▶ _TASK PROMPT_
Copy every line in the records below that contains the word "Blend".

BEGIN TASK DATA

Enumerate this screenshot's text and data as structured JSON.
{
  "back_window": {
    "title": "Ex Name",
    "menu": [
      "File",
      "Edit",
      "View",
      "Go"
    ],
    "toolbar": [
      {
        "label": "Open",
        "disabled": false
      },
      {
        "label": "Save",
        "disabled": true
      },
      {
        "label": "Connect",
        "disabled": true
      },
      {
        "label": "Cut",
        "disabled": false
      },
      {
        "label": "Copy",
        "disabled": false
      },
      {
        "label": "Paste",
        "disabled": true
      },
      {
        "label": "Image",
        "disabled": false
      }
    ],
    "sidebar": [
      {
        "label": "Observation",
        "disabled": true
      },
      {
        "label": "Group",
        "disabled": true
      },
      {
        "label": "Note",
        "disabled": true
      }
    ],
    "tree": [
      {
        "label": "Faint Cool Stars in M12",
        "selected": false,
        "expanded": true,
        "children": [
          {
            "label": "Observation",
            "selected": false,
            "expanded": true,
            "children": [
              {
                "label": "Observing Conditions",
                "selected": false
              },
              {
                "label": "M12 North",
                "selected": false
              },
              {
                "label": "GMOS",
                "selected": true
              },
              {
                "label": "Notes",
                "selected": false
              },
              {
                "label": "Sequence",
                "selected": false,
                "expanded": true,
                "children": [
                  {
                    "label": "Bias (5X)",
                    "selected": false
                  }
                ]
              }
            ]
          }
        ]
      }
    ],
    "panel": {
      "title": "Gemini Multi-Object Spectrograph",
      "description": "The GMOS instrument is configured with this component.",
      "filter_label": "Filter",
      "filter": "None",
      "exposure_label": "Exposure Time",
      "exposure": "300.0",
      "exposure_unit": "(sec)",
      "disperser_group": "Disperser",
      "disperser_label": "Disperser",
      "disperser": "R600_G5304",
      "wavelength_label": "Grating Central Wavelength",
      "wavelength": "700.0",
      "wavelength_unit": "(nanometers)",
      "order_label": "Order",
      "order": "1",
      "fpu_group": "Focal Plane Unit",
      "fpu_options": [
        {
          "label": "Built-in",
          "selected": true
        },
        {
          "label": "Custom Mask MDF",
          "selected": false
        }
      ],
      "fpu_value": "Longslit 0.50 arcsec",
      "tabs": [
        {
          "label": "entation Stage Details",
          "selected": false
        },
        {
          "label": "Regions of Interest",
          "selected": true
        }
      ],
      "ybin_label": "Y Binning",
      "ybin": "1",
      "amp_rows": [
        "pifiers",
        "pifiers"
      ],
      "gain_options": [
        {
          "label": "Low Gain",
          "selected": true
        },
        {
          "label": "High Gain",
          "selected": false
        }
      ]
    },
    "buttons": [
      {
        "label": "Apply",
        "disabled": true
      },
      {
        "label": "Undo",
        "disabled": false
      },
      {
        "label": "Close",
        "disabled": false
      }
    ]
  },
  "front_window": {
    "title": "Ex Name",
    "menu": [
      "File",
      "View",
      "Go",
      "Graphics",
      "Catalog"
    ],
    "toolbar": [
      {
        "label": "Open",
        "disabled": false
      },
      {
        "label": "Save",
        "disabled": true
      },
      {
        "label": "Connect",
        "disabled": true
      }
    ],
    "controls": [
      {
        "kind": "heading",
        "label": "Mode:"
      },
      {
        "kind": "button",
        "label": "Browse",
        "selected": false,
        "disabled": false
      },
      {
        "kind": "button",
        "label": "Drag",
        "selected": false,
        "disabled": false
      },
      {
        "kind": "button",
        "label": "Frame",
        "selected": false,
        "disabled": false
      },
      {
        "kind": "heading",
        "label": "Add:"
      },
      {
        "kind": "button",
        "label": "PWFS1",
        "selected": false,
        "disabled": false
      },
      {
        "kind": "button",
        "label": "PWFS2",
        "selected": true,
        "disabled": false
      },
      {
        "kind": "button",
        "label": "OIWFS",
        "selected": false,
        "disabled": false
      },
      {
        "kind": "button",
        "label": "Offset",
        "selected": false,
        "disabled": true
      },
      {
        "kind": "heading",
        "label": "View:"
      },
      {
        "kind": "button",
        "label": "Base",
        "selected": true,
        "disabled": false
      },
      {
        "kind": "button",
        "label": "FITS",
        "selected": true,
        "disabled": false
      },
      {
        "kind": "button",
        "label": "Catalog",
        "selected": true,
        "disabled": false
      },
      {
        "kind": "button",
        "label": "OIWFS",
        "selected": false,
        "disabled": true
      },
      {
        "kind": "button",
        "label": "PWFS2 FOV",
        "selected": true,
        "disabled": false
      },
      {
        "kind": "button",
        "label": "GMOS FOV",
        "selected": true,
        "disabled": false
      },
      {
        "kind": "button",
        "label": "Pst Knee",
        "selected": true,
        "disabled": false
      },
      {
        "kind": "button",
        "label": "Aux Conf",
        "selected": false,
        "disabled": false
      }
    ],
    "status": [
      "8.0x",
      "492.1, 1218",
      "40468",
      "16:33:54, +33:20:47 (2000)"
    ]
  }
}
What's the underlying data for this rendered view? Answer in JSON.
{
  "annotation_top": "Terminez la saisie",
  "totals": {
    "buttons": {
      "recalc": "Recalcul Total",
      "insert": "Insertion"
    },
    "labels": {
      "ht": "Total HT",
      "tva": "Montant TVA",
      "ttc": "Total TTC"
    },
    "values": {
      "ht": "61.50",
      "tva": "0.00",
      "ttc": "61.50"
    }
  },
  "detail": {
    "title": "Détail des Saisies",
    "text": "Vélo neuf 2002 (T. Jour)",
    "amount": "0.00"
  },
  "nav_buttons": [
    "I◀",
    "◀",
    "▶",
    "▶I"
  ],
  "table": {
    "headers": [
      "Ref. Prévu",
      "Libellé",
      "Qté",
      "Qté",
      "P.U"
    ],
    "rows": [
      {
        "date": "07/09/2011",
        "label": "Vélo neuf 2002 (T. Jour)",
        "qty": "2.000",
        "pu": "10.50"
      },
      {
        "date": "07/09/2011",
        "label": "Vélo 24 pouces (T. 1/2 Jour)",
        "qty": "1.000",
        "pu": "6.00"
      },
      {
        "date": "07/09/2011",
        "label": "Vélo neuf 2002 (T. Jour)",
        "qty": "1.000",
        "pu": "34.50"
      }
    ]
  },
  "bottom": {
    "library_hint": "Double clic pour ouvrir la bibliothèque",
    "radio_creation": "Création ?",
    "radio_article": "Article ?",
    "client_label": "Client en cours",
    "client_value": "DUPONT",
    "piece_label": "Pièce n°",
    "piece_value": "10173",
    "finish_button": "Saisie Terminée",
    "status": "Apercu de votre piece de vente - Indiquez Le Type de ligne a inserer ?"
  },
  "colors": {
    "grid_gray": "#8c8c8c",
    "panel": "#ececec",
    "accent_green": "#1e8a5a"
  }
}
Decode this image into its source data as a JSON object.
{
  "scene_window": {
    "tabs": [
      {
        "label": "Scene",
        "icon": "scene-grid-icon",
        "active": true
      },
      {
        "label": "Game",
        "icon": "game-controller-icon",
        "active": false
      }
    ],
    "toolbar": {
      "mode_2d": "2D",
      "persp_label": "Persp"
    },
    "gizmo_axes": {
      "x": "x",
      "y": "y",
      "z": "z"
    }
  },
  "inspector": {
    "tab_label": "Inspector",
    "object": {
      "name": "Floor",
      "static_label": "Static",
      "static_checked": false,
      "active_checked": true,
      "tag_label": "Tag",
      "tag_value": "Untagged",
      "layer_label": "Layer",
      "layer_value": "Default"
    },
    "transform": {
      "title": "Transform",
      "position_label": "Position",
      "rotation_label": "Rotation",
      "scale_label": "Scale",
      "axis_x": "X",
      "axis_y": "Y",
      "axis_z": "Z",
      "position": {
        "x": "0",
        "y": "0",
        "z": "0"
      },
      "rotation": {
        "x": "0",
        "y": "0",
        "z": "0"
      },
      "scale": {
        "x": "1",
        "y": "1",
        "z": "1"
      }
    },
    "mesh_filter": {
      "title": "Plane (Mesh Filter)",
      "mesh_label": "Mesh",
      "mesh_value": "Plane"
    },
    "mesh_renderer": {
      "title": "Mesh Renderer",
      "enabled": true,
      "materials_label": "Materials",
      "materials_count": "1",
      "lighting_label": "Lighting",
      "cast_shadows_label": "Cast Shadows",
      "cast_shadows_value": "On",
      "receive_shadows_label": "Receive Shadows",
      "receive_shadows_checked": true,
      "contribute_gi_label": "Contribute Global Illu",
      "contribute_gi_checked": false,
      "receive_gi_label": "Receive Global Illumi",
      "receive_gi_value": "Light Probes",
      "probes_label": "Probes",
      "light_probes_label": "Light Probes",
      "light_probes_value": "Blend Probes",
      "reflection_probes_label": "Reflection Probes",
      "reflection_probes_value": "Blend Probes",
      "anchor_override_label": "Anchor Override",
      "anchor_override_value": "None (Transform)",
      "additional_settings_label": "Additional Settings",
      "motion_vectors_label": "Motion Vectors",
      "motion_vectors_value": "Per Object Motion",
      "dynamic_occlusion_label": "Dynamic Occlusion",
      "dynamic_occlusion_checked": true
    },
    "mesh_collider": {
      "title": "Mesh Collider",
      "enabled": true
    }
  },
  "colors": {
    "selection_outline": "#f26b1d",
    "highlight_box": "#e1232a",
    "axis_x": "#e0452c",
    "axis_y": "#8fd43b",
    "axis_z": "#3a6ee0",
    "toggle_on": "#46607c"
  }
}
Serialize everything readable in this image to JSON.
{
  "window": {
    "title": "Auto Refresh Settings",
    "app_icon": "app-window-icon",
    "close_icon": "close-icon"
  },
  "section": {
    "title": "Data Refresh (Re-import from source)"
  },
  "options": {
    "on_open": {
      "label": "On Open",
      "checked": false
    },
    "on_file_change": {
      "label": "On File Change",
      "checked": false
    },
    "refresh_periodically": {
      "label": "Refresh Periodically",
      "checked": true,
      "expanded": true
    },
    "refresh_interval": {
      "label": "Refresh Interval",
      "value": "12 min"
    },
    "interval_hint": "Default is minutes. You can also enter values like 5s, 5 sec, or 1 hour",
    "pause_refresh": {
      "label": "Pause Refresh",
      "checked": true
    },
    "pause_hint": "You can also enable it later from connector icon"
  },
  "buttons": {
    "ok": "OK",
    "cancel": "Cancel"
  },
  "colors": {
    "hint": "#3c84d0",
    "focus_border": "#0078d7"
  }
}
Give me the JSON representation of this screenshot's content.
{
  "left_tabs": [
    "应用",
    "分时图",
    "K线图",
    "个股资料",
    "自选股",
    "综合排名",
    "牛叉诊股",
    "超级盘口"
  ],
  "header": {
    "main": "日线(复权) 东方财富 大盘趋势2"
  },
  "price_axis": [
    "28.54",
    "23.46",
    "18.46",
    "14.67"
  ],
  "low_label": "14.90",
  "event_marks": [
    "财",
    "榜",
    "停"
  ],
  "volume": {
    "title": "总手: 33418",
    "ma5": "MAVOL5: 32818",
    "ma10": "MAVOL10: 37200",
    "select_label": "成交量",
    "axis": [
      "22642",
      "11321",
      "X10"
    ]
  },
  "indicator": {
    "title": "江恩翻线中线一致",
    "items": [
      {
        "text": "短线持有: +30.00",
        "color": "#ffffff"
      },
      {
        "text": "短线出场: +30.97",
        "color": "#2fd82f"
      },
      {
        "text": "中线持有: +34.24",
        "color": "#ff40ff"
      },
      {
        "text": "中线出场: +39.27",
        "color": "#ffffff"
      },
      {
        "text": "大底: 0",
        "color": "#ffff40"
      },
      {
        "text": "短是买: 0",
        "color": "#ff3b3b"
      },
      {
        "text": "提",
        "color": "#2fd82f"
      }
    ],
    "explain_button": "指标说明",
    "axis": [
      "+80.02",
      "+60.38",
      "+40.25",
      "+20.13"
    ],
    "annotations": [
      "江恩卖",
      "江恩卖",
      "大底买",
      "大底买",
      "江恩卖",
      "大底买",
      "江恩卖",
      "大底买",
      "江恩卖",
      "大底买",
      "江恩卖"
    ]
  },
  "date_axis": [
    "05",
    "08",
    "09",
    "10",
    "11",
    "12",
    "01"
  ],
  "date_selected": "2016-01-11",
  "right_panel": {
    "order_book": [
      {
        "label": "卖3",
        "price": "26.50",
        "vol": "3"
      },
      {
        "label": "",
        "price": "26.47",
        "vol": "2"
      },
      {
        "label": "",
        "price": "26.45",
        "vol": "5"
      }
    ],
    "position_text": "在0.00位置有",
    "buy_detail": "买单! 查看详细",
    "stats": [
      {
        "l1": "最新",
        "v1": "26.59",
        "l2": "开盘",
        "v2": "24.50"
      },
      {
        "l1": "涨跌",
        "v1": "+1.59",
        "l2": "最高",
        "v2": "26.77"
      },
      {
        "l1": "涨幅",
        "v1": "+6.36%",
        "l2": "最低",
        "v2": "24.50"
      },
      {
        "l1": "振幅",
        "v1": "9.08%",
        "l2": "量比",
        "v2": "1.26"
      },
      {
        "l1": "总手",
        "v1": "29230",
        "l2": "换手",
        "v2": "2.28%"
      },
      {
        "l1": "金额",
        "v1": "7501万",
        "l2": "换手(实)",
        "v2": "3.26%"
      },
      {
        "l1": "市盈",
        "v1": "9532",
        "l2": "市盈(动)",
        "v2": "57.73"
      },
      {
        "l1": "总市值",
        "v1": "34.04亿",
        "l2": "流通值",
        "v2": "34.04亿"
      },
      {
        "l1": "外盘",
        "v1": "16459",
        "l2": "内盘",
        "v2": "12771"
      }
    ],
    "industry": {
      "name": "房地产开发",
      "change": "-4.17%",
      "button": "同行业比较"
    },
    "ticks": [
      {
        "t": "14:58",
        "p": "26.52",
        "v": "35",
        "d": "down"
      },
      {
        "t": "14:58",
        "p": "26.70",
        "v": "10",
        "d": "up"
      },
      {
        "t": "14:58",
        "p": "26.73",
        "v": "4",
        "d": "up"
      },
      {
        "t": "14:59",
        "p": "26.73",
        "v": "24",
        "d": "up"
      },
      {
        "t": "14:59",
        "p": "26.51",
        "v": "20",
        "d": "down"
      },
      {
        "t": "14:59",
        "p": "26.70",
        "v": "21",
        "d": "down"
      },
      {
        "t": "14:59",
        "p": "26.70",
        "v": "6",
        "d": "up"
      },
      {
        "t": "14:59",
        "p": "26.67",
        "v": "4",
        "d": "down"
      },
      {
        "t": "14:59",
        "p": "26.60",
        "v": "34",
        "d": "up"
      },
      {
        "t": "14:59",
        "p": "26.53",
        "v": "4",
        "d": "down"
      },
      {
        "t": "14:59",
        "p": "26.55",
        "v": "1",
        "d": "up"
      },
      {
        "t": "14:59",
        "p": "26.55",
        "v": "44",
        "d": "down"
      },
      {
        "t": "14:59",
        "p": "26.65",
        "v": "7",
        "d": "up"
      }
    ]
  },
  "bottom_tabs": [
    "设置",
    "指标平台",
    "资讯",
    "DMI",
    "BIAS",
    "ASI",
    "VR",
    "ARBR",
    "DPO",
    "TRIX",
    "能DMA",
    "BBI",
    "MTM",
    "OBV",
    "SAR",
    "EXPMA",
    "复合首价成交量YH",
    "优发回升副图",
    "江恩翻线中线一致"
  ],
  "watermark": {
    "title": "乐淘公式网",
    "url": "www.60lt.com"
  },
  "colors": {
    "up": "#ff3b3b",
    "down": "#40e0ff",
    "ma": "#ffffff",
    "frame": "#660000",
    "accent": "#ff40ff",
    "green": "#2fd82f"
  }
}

END TASK DATA

▶ _TASK ANSWER_
      "light_probes_value": "Blend Probes",
      "reflection_probes_value": "Blend Probes",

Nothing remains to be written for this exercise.